# What the task requires
Keep the pictures out and restate every record exactly.

# Data to use
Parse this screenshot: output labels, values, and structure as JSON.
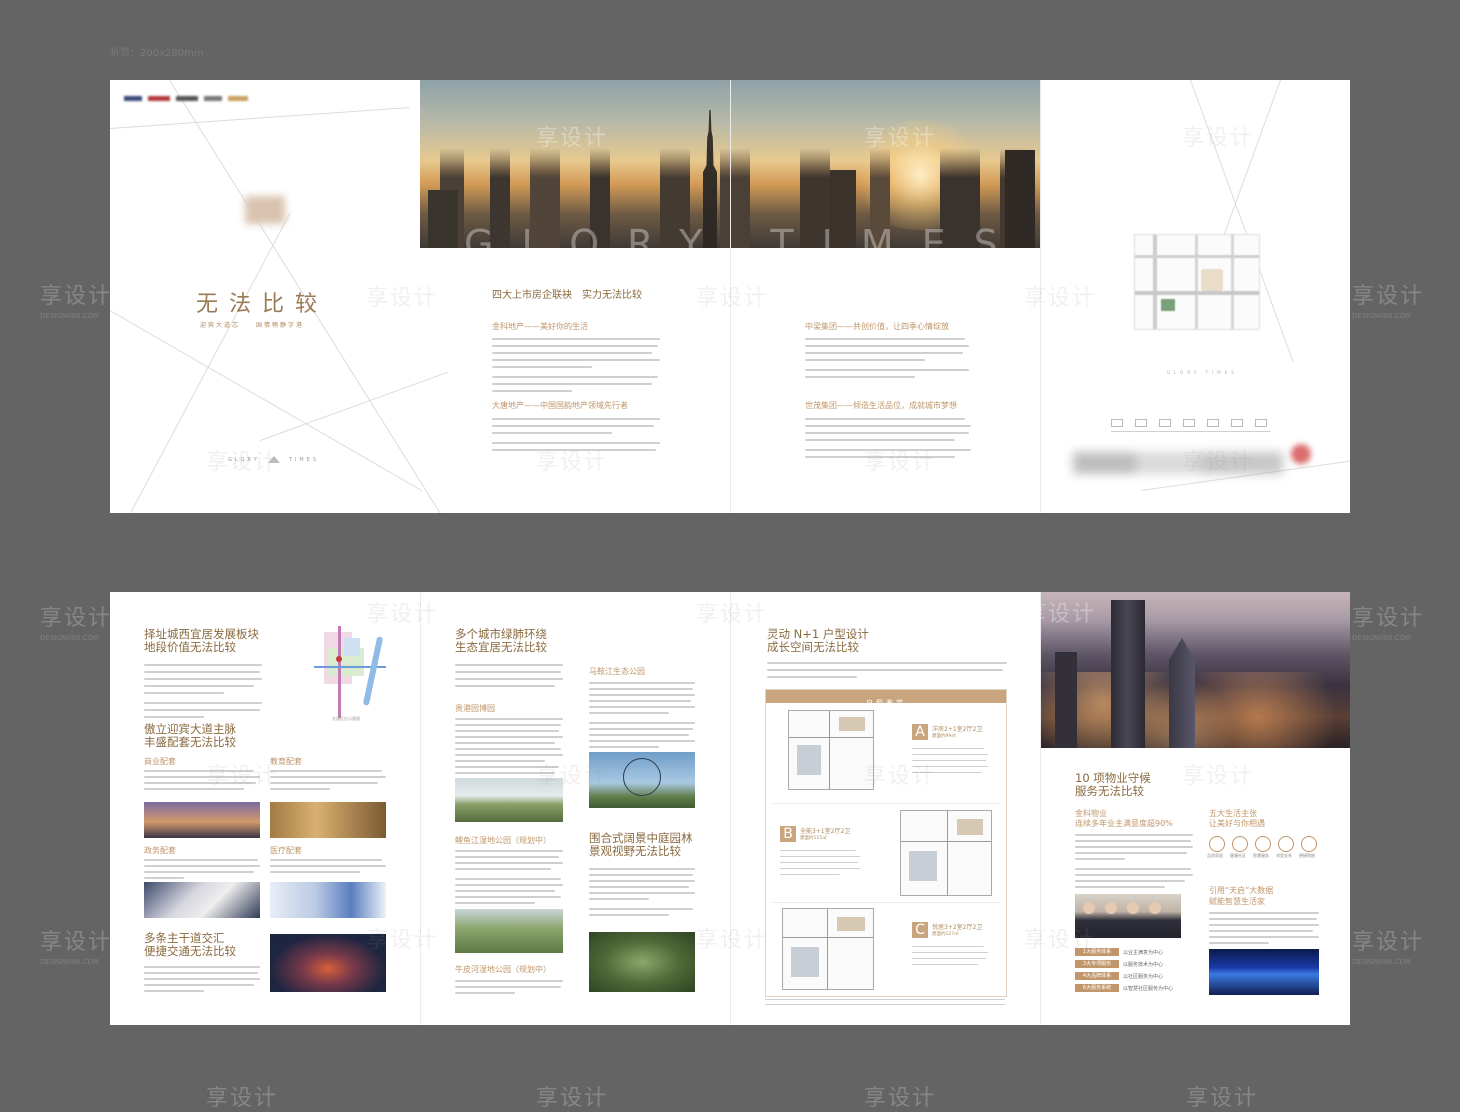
{
  "spec_label": "折页：200x280mm",
  "top_sheet": {
    "cover": {
      "headline": "无 法 比 较",
      "subline": "迎宾大道芯　　国情畅静字港",
      "logo_word_left": "GLORY",
      "logo_word_right": "TIMES"
    },
    "hero_text": "GLORY TIMES",
    "middle_title": "四大上市房企联袂　实力无法比较",
    "developers": [
      {
        "heading": "金科地产——美好你的生活"
      },
      {
        "heading": "大唐地产——中国国韵地产领域先行者"
      },
      {
        "heading": "中梁集团——共创价值，让四季心情绽放"
      },
      {
        "heading": "世茂集团——倾造生活品位，成就城市梦想"
      }
    ],
    "back_logo": "GLORY TIMES"
  },
  "bottom_sheet": {
    "p1": {
      "h1a": "择址城西宜居发展板块",
      "h1b": "地段价值无法比较",
      "map_caption": "交通区位示意图",
      "h2a": "傲立迎宾大道主脉",
      "h2b": "丰盛配套无法比较",
      "sub1": "商业配套",
      "sub2": "教育配套",
      "sub3": "政务配套",
      "sub4": "医疗配套",
      "h3a": "多条主干道交汇",
      "h3b": "便捷交通无法比较"
    },
    "p2": {
      "h1a": "多个城市绿肺环绕",
      "h1b": "生态宜居无法比较",
      "s1": "马鞍江生态公园",
      "s2": "贵港园博园",
      "s3": "鲤鱼江湿地公园（规划中）",
      "s4": "牛皮河湿地公园（规划中）",
      "h2a": "围合式阔景中庭园林",
      "h2b": "景观视野无法比较"
    },
    "p3": {
      "h1a": "灵动 N+1 户型设计",
      "h1b": "成长空间无法比较",
      "band_label": "户型鉴赏",
      "plans": [
        {
          "letter": "A",
          "title": "洋房2+1室2厅2卫",
          "area": "建面约99㎡"
        },
        {
          "letter": "B",
          "title": "全能3+1室2厅2卫",
          "area": "建面约115㎡"
        },
        {
          "letter": "C",
          "title": "悦居3+2室2厅2卫",
          "area": "建面约127㎡"
        }
      ]
    },
    "p4": {
      "h1a": "10 项物业守候",
      "h1b": "服务无法比较",
      "left_sub1": "金科物业",
      "left_sub2": "连续多年业主满意度超90%",
      "right_sub1": "五大生活主张",
      "right_sub2": "让美好与你相遇",
      "icons": [
        "品质家居",
        "健康社区",
        "智慧服务",
        "邻里关系",
        "便捷购物"
      ],
      "big_data_1": "引用“天启”大数据",
      "big_data_2": "赋能智慧生活家",
      "service_pills": [
        {
          "label": "1大服务体系",
          "text": "以业主满意为中心"
        },
        {
          "label": "3大专项服务",
          "text": "以服务技术为中心"
        },
        {
          "label": "4大品牌体系",
          "text": "以社区服务为中心"
        },
        {
          "label": "6大服务系统",
          "text": "以智慧社区服务为中心"
        }
      ]
    }
  },
  "watermark": {
    "text": "享设计",
    "sub": "DESIGN006.COM"
  },
  "colors": {
    "background": "#646464",
    "sheet": "#ffffff",
    "accent": "#b08a5a",
    "heading": "#8a6a3f"
  }
}
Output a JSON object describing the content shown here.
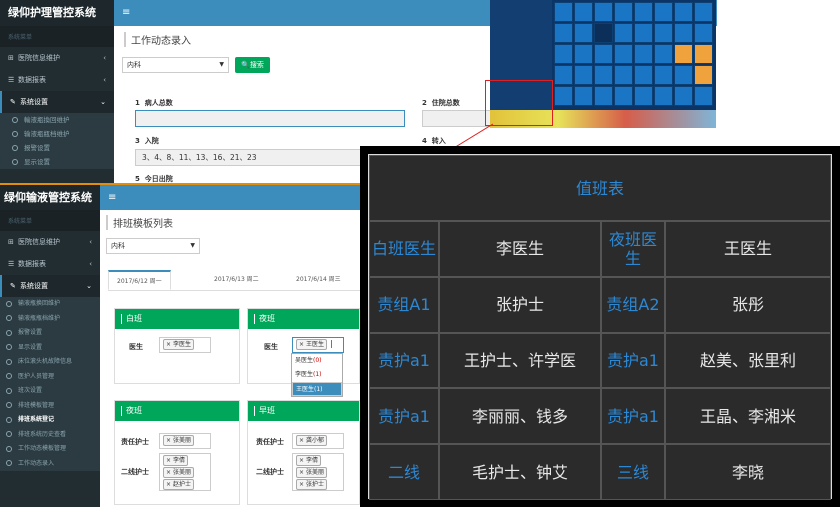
{
  "nursing_window": {
    "brand": "绿仰护理管控系统",
    "menu_icon": "≡",
    "sidebar_header": "系统菜单",
    "sidebar_items": [
      {
        "icon": "⊞",
        "label": "医院信息维护",
        "arrow": "‹"
      },
      {
        "icon": "☰",
        "label": "数据报表",
        "arrow": "‹"
      },
      {
        "icon": "✎",
        "label": "系统设置",
        "arrow": "⌄"
      }
    ],
    "sub_items": [
      "輸液瓶換回维护",
      "输液瓶瓶档维护",
      "报警设置",
      "显示设置"
    ],
    "page_title": "工作动态录入",
    "department_select": "内科",
    "search_button": "搜索",
    "fields": [
      {
        "num": "1",
        "label": "病人总数",
        "value": ""
      },
      {
        "num": "2",
        "label": "住院总数",
        "value": ""
      },
      {
        "num": "3",
        "label": "入院",
        "value": "3、4、8、11、13、16、21、23"
      },
      {
        "num": "4",
        "label": "转入",
        "value": ""
      },
      {
        "num": "5",
        "label": "今日出院",
        "value": ""
      }
    ]
  },
  "infusion_window": {
    "brand": "绿仰输液管控系统",
    "menu_icon": "≡",
    "sidebar_header": "系统菜单",
    "sidebar_items": [
      {
        "icon": "⊞",
        "label": "医院信息维护",
        "arrow": "‹"
      },
      {
        "icon": "☰",
        "label": "数据报表",
        "arrow": "‹"
      },
      {
        "icon": "✎",
        "label": "系统设置",
        "arrow": "⌄"
      }
    ],
    "sub_items": [
      "输液瓶换回维护",
      "输液瓶瓶档维护",
      "报警设置",
      "显示设置",
      "床位滚头机故障信息",
      "医护人员管理",
      "班次设置",
      "排班模板管理",
      "排班系统登记",
      "排班系统历史查看",
      "工作动态模板管理",
      "工作动态录入"
    ],
    "active_sub_index": 8,
    "page_title": "排班模板列表",
    "department_select": "内科",
    "tabs": [
      "2017/6/12 周一",
      "2017/6/13 周二",
      "2017/6/14 周三"
    ],
    "panels": {
      "day": {
        "title": "白班",
        "label": "医生",
        "tags": [
          "李医生"
        ]
      },
      "night": {
        "title": "夜班",
        "label": "医生",
        "tags": [
          "王医生"
        ]
      },
      "night2": {
        "title": "夜班",
        "rows": [
          {
            "label": "责任护士",
            "tags": [
              "张美丽"
            ]
          },
          {
            "label": "二线护士",
            "tags": [
              "李倩",
              "张美丽",
              "赵护士"
            ]
          }
        ]
      },
      "morning": {
        "title": "早班",
        "rows": [
          {
            "label": "责任护士",
            "tags": [
              "龚小郁"
            ]
          },
          {
            "label": "二线护士",
            "tags": [
              "李倩",
              "张美丽",
              "张护士"
            ]
          }
        ]
      }
    },
    "dropdown": [
      {
        "name": "吴医生",
        "count": "(0)"
      },
      {
        "name": "李医生",
        "count": "(1)"
      },
      {
        "name": "王医生",
        "count": "(1)"
      }
    ],
    "dropdown_selected": 2
  },
  "duty_table": {
    "title": "值班表",
    "rows": [
      {
        "l1": "白班医生",
        "v1": "李医生",
        "l2": "夜班医生",
        "v2": "王医生"
      },
      {
        "l1": "责组A1",
        "v1": "张护士",
        "l2": "责组A2",
        "v2": "张彤"
      },
      {
        "l1": "责护a1",
        "v1": "王护士、许学医",
        "l2": "责护a1",
        "v2": "赵美、张里利"
      },
      {
        "l1": "责护a1",
        "v1": "李丽丽、钱多",
        "l2": "责护a1",
        "v2": "王晶、李湘米"
      },
      {
        "l1": "二线",
        "v1": "毛护士、钟艾",
        "l2": "三线",
        "v2": "李晓"
      }
    ]
  },
  "colors": {
    "sidebar": "#222d32",
    "topbar": "#3c8dbc",
    "green": "#00a65a",
    "accent_blue": "#2d88d4",
    "callout_red": "#e02020"
  }
}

# Task solution
Parse this screenshot: output labels, values, and structure as JSON.
{
  "spec_label": "折页：200x280mm",
  "top_sheet": {
    "cover": {
      "headline": "无 法 比 较",
      "subline": "迎宾大道芯　　国情畅静字港",
      "logo_word_left": "GLORY",
      "logo_word_right": "TIMES"
    },
    "hero_text": "GLORY TIMES",
    "middle_title": "四大上市房企联袂　实力无法比较",
    "developers": [
      {
        "heading": "金科地产——美好你的生活"
      },
      {
        "heading": "大唐地产——中国国韵地产领域先行者"
      },
      {
        "heading": "中梁集团——共创价值，让四季心情绽放"
      },
      {
        "heading": "世茂集团——倾造生活品位，成就城市梦想"
      }
    ],
    "back_logo": "GLORY TIMES"
  },
  "bottom_sheet": {
    "p1": {
      "h1a": "择址城西宜居发展板块",
      "h1b": "地段价值无法比较",
      "map_caption": "交通区位示意图",
      "h2a": "傲立迎宾大道主脉",
      "h2b": "丰盛配套无法比较",
      "sub1": "商业配套",
      "sub2": "教育配套",
      "sub3": "政务配套",
      "sub4": "医疗配套",
      "h3a": "多条主干道交汇",
      "h3b": "便捷交通无法比较"
    },
    "p2": {
      "h1a": "多个城市绿肺环绕",
      "h1b": "生态宜居无法比较",
      "s1": "马鞍江生态公园",
      "s2": "贵港园博园",
      "s3": "鲤鱼江湿地公园（规划中）",
      "s4": "牛皮河湿地公园（规划中）",
      "h2a": "围合式阔景中庭园林",
      "h2b": "景观视野无法比较"
    },
    "p3": {
      "h1a": "灵动 N+1 户型设计",
      "h1b": "成长空间无法比较",
      "band_label": "户型鉴赏",
      "plans": [
        {
          "letter": "A",
          "title": "洋房2+1室2厅2卫",
          "area": "建面约99㎡"
        },
        {
          "letter": "B",
          "title": "全能3+1室2厅2卫",
          "area": "建面约115㎡"
        },
        {
          "letter": "C",
          "title": "悦居3+2室2厅2卫",
          "area": "建面约127㎡"
        }
      ]
    },
    "p4": {
      "h1a": "10 项物业守候",
      "h1b": "服务无法比较",
      "left_sub1": "金科物业",
      "left_sub2": "连续多年业主满意度超90%",
      "right_sub1": "五大生活主张",
      "right_sub2": "让美好与你相遇",
      "icons": [
        "品质家居",
        "健康社区",
        "智慧服务",
        "邻里关系",
        "便捷购物"
      ],
      "big_data_1": "引用“天启”大数据",
      "big_data_2": "赋能智慧生活家",
      "service_pills": [
        {
          "label": "1大服务体系",
          "text": "以业主满意为中心"
        },
        {
          "label": "3大专项服务",
          "text": "以服务技术为中心"
        },
        {
          "label": "4大品牌体系",
          "text": "以社区服务为中心"
        },
        {
          "label": "6大服务系统",
          "text": "以智慧社区服务为中心"
        }
      ]
    }
  },
  "watermark": {
    "text": "享设计",
    "sub": "DESIGN006.COM"
  },
  "colors": {
    "background": "#646464",
    "sheet": "#ffffff",
    "accent": "#b08a5a",
    "heading": "#8a6a3f"
  }
}
Output a JSON object describing the content shown here.
{
  "nursing_window": {
    "brand": "绿仰护理管控系统",
    "menu_icon": "≡",
    "sidebar_header": "系统菜单",
    "sidebar_items": [
      {
        "icon": "⊞",
        "label": "医院信息维护",
        "arrow": "‹"
      },
      {
        "icon": "☰",
        "label": "数据报表",
        "arrow": "‹"
      },
      {
        "icon": "✎",
        "label": "系统设置",
        "arrow": "⌄"
      }
    ],
    "sub_items": [
      "輸液瓶換回维护",
      "输液瓶瓶档维护",
      "报警设置",
      "显示设置"
    ],
    "page_title": "工作动态录入",
    "department_select": "内科",
    "search_button": "搜索",
    "fields": [
      {
        "num": "1",
        "label": "病人总数",
        "value": ""
      },
      {
        "num": "2",
        "label": "住院总数",
        "value": ""
      },
      {
        "num": "3",
        "label": "入院",
        "value": "3、4、8、11、13、16、21、23"
      },
      {
        "num": "4",
        "label": "转入",
        "value": ""
      },
      {
        "num": "5",
        "label": "今日出院",
        "value": ""
      }
    ]
  },
  "infusion_window": {
    "brand": "绿仰输液管控系统",
    "menu_icon": "≡",
    "sidebar_header": "系统菜单",
    "sidebar_items": [
      {
        "icon": "⊞",
        "label": "医院信息维护",
        "arrow": "‹"
      },
      {
        "icon": "☰",
        "label": "数据报表",
        "arrow": "‹"
      },
      {
        "icon": "✎",
        "label": "系统设置",
        "arrow": "⌄"
      }
    ],
    "sub_items": [
      "输液瓶换回维护",
      "输液瓶瓶档维护",
      "报警设置",
      "显示设置",
      "床位滚头机故障信息",
      "医护人员管理",
      "班次设置",
      "排班模板管理",
      "排班系统登记",
      "排班系统历史查看",
      "工作动态模板管理",
      "工作动态录入"
    ],
    "active_sub_index": 8,
    "page_title": "排班模板列表",
    "department_select": "内科",
    "tabs": [
      "2017/6/12 周一",
      "2017/6/13 周二",
      "2017/6/14 周三"
    ],
    "panels": {
      "day": {
        "title": "白班",
        "label": "医生",
        "tags": [
          "李医生"
        ]
      },
      "night": {
        "title": "夜班",
        "label": "医生",
        "tags": [
          "王医生"
        ]
      },
      "night2": {
        "title": "夜班",
        "rows": [
          {
            "label": "责任护士",
            "tags": [
              "张美丽"
            ]
          },
          {
            "label": "二线护士",
            "tags": [
              "李倩",
              "张美丽",
              "赵护士"
            ]
          }
        ]
      },
      "morning": {
        "title": "早班",
        "rows": [
          {
            "label": "责任护士",
            "tags": [
              "龚小郁"
            ]
          },
          {
            "label": "二线护士",
            "tags": [
              "李倩",
              "张美丽",
              "张护士"
            ]
          }
        ]
      }
    },
    "dropdown": [
      {
        "name": "吴医生",
        "count": "(0)"
      },
      {
        "name": "李医生",
        "count": "(1)"
      },
      {
        "name": "王医生",
        "count": "(1)"
      }
    ],
    "dropdown_selected": 2
  },
  "duty_table": {
    "title": "值班表",
    "rows": [
      {
        "l1": "白班医生",
        "v1": "李医生",
        "l2": "夜班医生",
        "v2": "王医生"
      },
      {
        "l1": "责组A1",
        "v1": "张护士",
        "l2": "责组A2",
        "v2": "张彤"
      },
      {
        "l1": "责护a1",
        "v1": "王护士、许学医",
        "l2": "责护a1",
        "v2": "赵美、张里利"
      },
      {
        "l1": "责护a1",
        "v1": "李丽丽、钱多",
        "l2": "责护a1",
        "v2": "王晶、李湘米"
      },
      {
        "l1": "二线",
        "v1": "毛护士、钟艾",
        "l2": "三线",
        "v2": "李晓"
      }
    ]
  },
  "colors": {
    "sidebar": "#222d32",
    "topbar": "#3c8dbc",
    "green": "#00a65a",
    "accent_blue": "#2d88d4",
    "callout_red": "#e02020"
  }
}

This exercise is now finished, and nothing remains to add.